___ Given data ___
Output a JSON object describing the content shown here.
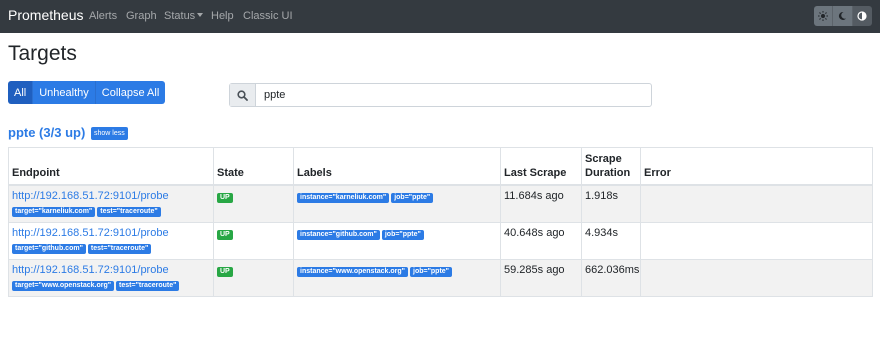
{
  "nav": {
    "brand": "Prometheus",
    "links": [
      "Alerts",
      "Graph",
      "Status",
      "Help",
      "Classic UI"
    ],
    "theme_icons": [
      "sun-icon",
      "moon-icon",
      "contrast-icon"
    ]
  },
  "page": {
    "title": "Targets"
  },
  "filters": {
    "all": "All",
    "unhealthy": "Unhealthy",
    "collapse": "Collapse All"
  },
  "search": {
    "value": "ppte"
  },
  "pool": {
    "title": "ppte (3/3 up)",
    "toggle": "show less"
  },
  "table": {
    "headers": {
      "endpoint": "Endpoint",
      "state": "State",
      "labels": "Labels",
      "last_scrape": "Last Scrape",
      "scrape_duration_1": "Scrape",
      "scrape_duration_2": "Duration",
      "error": "Error"
    },
    "rows": [
      {
        "endpoint": "http://192.168.51.72:9101/probe",
        "params": [
          "target=\"karneliuk.com\"",
          "test=\"traceroute\""
        ],
        "state": "UP",
        "labels": [
          "instance=\"karneliuk.com\"",
          "job=\"ppte\""
        ],
        "last_scrape": "11.684s ago",
        "duration": "1.918s",
        "error": ""
      },
      {
        "endpoint": "http://192.168.51.72:9101/probe",
        "params": [
          "target=\"github.com\"",
          "test=\"traceroute\""
        ],
        "state": "UP",
        "labels": [
          "instance=\"github.com\"",
          "job=\"ppte\""
        ],
        "last_scrape": "40.648s ago",
        "duration": "4.934s",
        "error": ""
      },
      {
        "endpoint": "http://192.168.51.72:9101/probe",
        "params": [
          "target=\"www.openstack.org\"",
          "test=\"traceroute\""
        ],
        "state": "UP",
        "labels": [
          "instance=\"www.openstack.org\"",
          "job=\"ppte\""
        ],
        "last_scrape": "59.285s ago",
        "duration": "662.036ms",
        "error": ""
      }
    ]
  }
}
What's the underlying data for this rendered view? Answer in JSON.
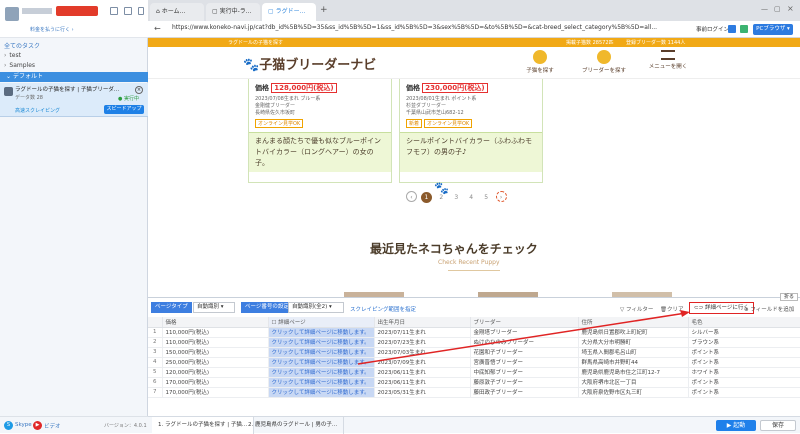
{
  "sidebar": {
    "account_link": "料金を払うに行く ›",
    "all_tasks": "全てのタスク",
    "folders": [
      "test",
      "Samples"
    ],
    "default_folder": "デフォルト",
    "task": {
      "name": "ラグドールの子猫を探す | 子猫ブリーダ...",
      "meta_prefix": "データ数",
      "count": "28",
      "status": "● 実行中",
      "cloud_label": "高速スクレイピング",
      "speed_button": "スピードアップ"
    },
    "footer": {
      "skype": "Skype",
      "video": "ビデオ",
      "version": "バージョン：4.0.1"
    }
  },
  "browser": {
    "tabs": [
      "ホーム...",
      "実行中-ラ...",
      "ラグドー..."
    ],
    "url": "https://www.koneko-navi.jp/cat?db_id%5B%5D=35&ss_id%5B%5D=1&ss_id%5B%5D=3&sex%5B%5D=&to%5B%5D=&cat-breed_select_category%5B%5D=all...",
    "login": "事前ログイン",
    "pc_browser": "PCブラウザ ▾"
  },
  "site": {
    "top_left": "ラグドールの子猫を探す",
    "top_right_1": "掲載子猫数 28572匹",
    "top_right_2": "登録ブリーダー数 1144人",
    "logo": "子猫ブリーダーナビ",
    "nav": [
      "子猫を探す",
      "ブリーダーを探す",
      "メニューを開く"
    ],
    "cards": [
      {
        "price_label": "価格",
        "price": "128,000円(税込)",
        "born": "2023/07/08生まれ",
        "sex": "ブルー系",
        "name": "金剛健ブリーダー",
        "loc": "長崎県佐久市坂町",
        "tag": "オンライン見学OK",
        "desc": "まんまる顔たちで優も似なブルーポイントバイカラー（ロングヘアー）の女の子。"
      },
      {
        "price_label": "価格",
        "price": "230,000円(税込)",
        "born": "2023/08/01生まれ",
        "sex": "ポイント系",
        "name": "杉並ダブリーダー",
        "loc": "千葉県山武市芝山682-12",
        "tag": "オンライン見学OK",
        "tag2": "新着",
        "desc": "シールポイントバイカラー（ふわふわモフモフ）の男の子♪"
      }
    ],
    "pager": [
      "‹",
      "1",
      "2",
      "3",
      "4",
      "5",
      "›"
    ],
    "recent_title": "最近見たネコちゃんをチェック",
    "recent_sub": "Check Recent Puppy"
  },
  "panel": {
    "page_type_label": "ページタイプ",
    "page_type_value": "自動識別",
    "page_count_label": "ページ番号の設定",
    "page_count_value": "自動識別(全2)",
    "scrape_link": "スクレイピング範囲を指定",
    "filter": "フィルター",
    "clear": "クリア",
    "detail_button": "詳細ページに行く",
    "add_field": "フィールドを追加",
    "fold": "折る",
    "columns": [
      "",
      "価格",
      "詳細ページ",
      "出生年月日",
      "ブリーダー",
      "住所",
      "毛色"
    ],
    "rows": [
      [
        "1",
        "110,000円(税込)",
        "クリックして詳細ページに移動します。",
        "2023/07/11生まれ",
        "金剛塔ブリーダー",
        "鹿児島県日置郡吹上町紀町",
        "シルバー系"
      ],
      [
        "2",
        "110,000円(税込)",
        "クリックして詳細ページに移動します。",
        "2023/07/23生まれ",
        "ぬけのひのみブリーダー",
        "大分県大分市明勝町",
        "ブラウン系"
      ],
      [
        "3",
        "150,000円(税込)",
        "クリックして詳細ページに移動します。",
        "2023/07/03生まれ",
        "花園和子ブリーダー",
        "埼玉県入間郡毛呂山町",
        "ポイント系"
      ],
      [
        "4",
        "250,000円(税込)",
        "クリックして詳細ページに移動します。",
        "2023/07/09生まれ",
        "宮廣晋悟ブリーダー",
        "群馬県高崎市井野町44",
        "ポイント系"
      ],
      [
        "5",
        "120,000円(税込)",
        "クリックして詳細ページに移動します。",
        "2023/06/11生まれ",
        "中底知郁ブリーダー",
        "鹿児島県鹿児島市住之江町12-7",
        "ホワイト系"
      ],
      [
        "6",
        "170,000円(税込)",
        "クリックして詳細ページに移動します。",
        "2023/06/11生まれ",
        "藤原敦子ブリーダー",
        "大阪府堺市北区一丁目",
        "ポイント系"
      ],
      [
        "7",
        "170,000円(税込)",
        "クリックして詳細ページに移動します。",
        "2023/05/31生まれ",
        "藤田政子ブリーダー",
        "大阪府泉佐野市区丸三町",
        "ポイント系"
      ]
    ]
  },
  "bottom": {
    "tabs": [
      "1. ラグドールの子猫を探す | 子猫...",
      "2. 鹿児島県のラグドール | 男の子..."
    ],
    "start": "▶ 起動",
    "save": "保存"
  }
}
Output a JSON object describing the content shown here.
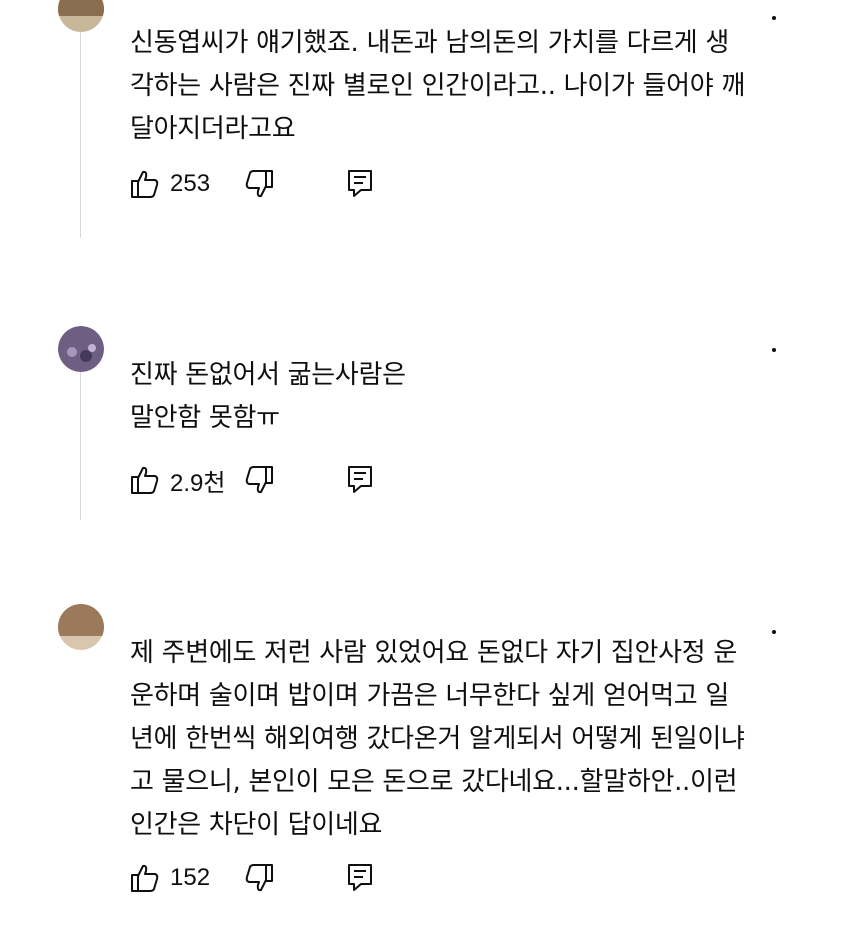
{
  "comments": [
    {
      "text": "신동엽씨가 얘기했죠. 내돈과 남의돈의 가치를 다르게 생\n각하는 사람은 진짜 별로인 인간이라고.. 나이가 들어야 깨\n달아지더라고요",
      "likes": "253",
      "avatar_color": "#8a6d4e"
    },
    {
      "text": "진짜 돈없어서 굶는사람은\n말안함 못함ㅠ",
      "likes": "2.9천",
      "avatar_color": "#5b4a6e"
    },
    {
      "text": "제 주변에도 저런 사람 있었어요 돈없다 자기 집안사정 운\n운하며 술이며 밥이며 가끔은 너무한다 싶게 얻어먹고 일\n년에 한번씩 해외여행 갔다온거 알게되서 어떻게 된일이냐\n고 물으니, 본인이 모은 돈으로 갔다네요...할말하안..이런\n인간은 차단이 답이네요",
      "likes": "152",
      "avatar_color": "#9a7a5a"
    }
  ],
  "icons": {
    "like": "thumbs-up-icon",
    "dislike": "thumbs-down-icon",
    "reply": "reply-icon",
    "menu": "more-vertical-icon"
  },
  "colors": {
    "text": "#0f0f0f",
    "thread_line": "#d9d9d9",
    "background": "#ffffff"
  }
}
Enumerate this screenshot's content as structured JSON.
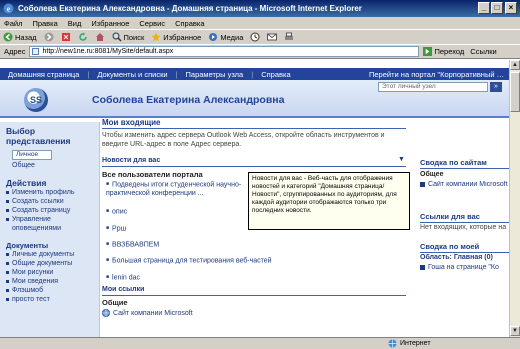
{
  "window": {
    "title": "Соболева Екатерина Александровна - Домашняя страница - Microsoft Internet Explorer",
    "controls": [
      "_",
      "□",
      "×"
    ]
  },
  "menu": [
    "Файл",
    "Правка",
    "Вид",
    "Избранное",
    "Сервис",
    "Справка"
  ],
  "toolbar": {
    "back": "Назад",
    "search": "Поиск",
    "favorites": "Избранное",
    "media": "Медиа"
  },
  "address": {
    "label": "Адрес",
    "url": "http://new1ne.ru:8081/MySite/default.aspx",
    "go": "Переход",
    "links": "Ссылки"
  },
  "portal_nav": {
    "items": [
      "Домашняя страница",
      "Документы и списки",
      "Параметры узла",
      "Справка"
    ],
    "right": "Перейти на портал \"Корпоративный портал\""
  },
  "header": {
    "user_name": "Соболева Екатерина Александровна",
    "logo": "SS",
    "search_placeholder": "Этот личный узел",
    "search_go": "»"
  },
  "leftnav": {
    "select_heading": "Выбор представления",
    "views": [
      "Личное",
      "Общее"
    ],
    "actions_heading": "Действия",
    "actions": [
      "Изменить профиль",
      "Создать ссылки",
      "Создать страницу",
      "Управление оповещениями"
    ],
    "docs_heading": "Документы",
    "docs": [
      "Личные документы",
      "Общие документы",
      "Мои рисунки",
      "Мои сведения",
      "Флэшмоб"
    ],
    "more": "просто тест"
  },
  "center": {
    "inbox_title": "Мои входящие",
    "inbox_text": "Чтобы изменить адрес сервера Outlook Web Access, откройте область инструментов и введите URL-адрес в поле Адрес сервера.",
    "news_title": "Новости для вас",
    "all_users_title": "Все пользователи портала",
    "news_items": [
      "Подведены итоги студенческой научно-практической конференции ...",
      "опис",
      "Ррш",
      "ВВЗБВАВПЕМ",
      "Большая страница для тестирования веб-частей",
      "lenin dac"
    ],
    "tooltip": "Новости для вас - Веб-часть для отображения новостей и категорий \"Домашняя страница/Новости\", сгруппированных по аудиториям, для каждой аудитории отображаются только три последних новости.",
    "links_title": "Мои ссылки",
    "links_sub": "Общие",
    "links_items": [
      "Сайт компании Microsoft"
    ]
  },
  "right": {
    "sites_title": "Сводка по сайтам",
    "sites_sub": "Общее",
    "sites_link": "Сайт компании Microsoft",
    "links_title": "Ссылки для вас",
    "links_text": "Нет входящих, которые на",
    "work_title": "Сводка по моей",
    "work_sub": "Область: Главная (0)",
    "work_link": "Гоша на странице \"Ко"
  },
  "status": {
    "left": "",
    "zone": "Интернет"
  }
}
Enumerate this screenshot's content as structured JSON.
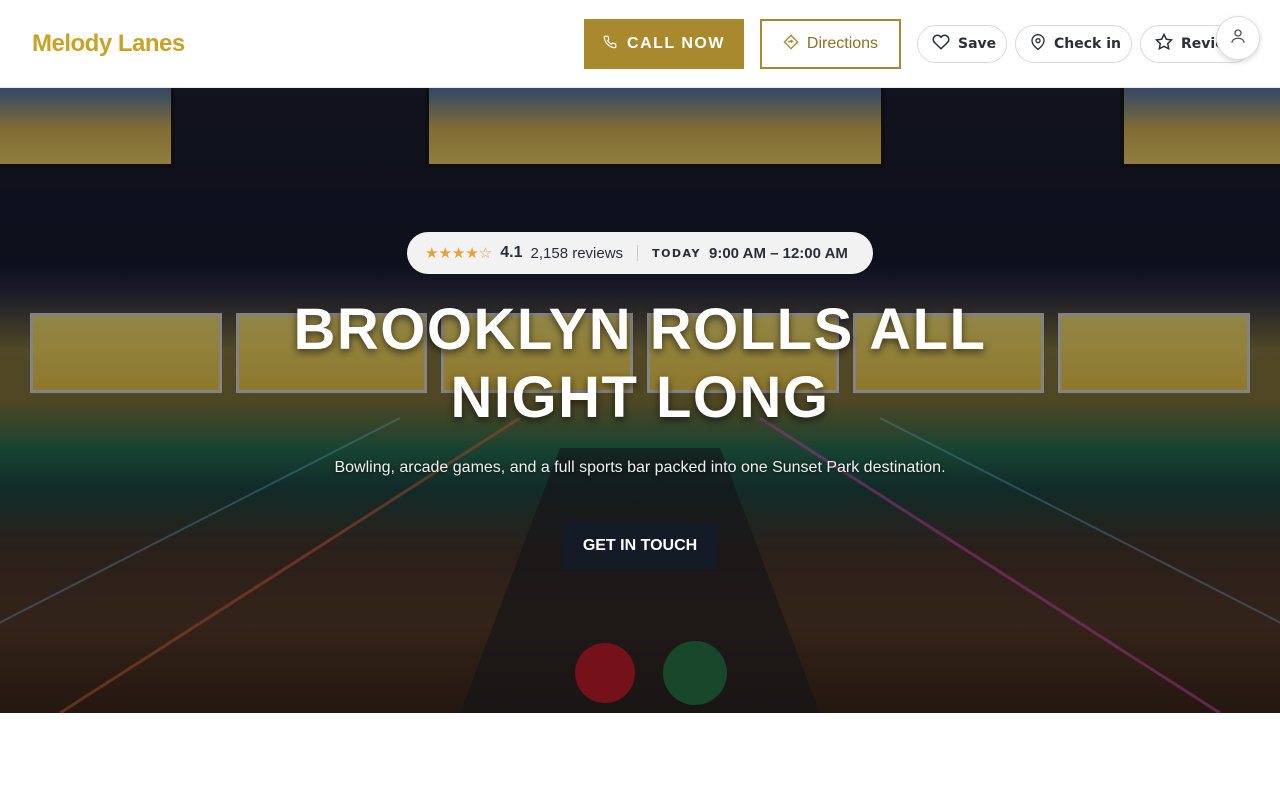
{
  "header": {
    "brand": "Melody Lanes",
    "call_label": "CALL NOW",
    "directions_label": "Directions",
    "save_label": "Save",
    "checkin_label": "Check in",
    "review_label": "Review"
  },
  "hero": {
    "stars": "★★★★☆",
    "rating": "4.1",
    "reviews": "2,158 reviews",
    "today_label": "TODAY",
    "hours": "9:00 AM – 12:00 AM",
    "title": "BROOKLYN ROLLS ALL NIGHT LONG",
    "subtitle": "Bowling, arcade games, and a full sports bar packed into one Sunset Park destination.",
    "cta_label": "GET IN TOUCH"
  },
  "colors": {
    "brand": "#c9a227",
    "accent": "#a8892d",
    "cta_bg": "#141a26",
    "star": "#e7a13a"
  },
  "icons": {
    "call": "phone-icon",
    "directions": "directions-icon",
    "save": "heart-icon",
    "checkin": "map-pin-icon",
    "review": "star-icon",
    "account": "user-icon"
  }
}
___
### What is needed
Using the records above, gather all lines where the string "ラグドールの子猫を探す" is present.

### Written solution
      "name": "ラグドールの子猫を探す | 子猫ブリーダ...",
    "top_left": "ラグドールの子猫を探す",
      "1. ラグドールの子猫を探す | 子猫...",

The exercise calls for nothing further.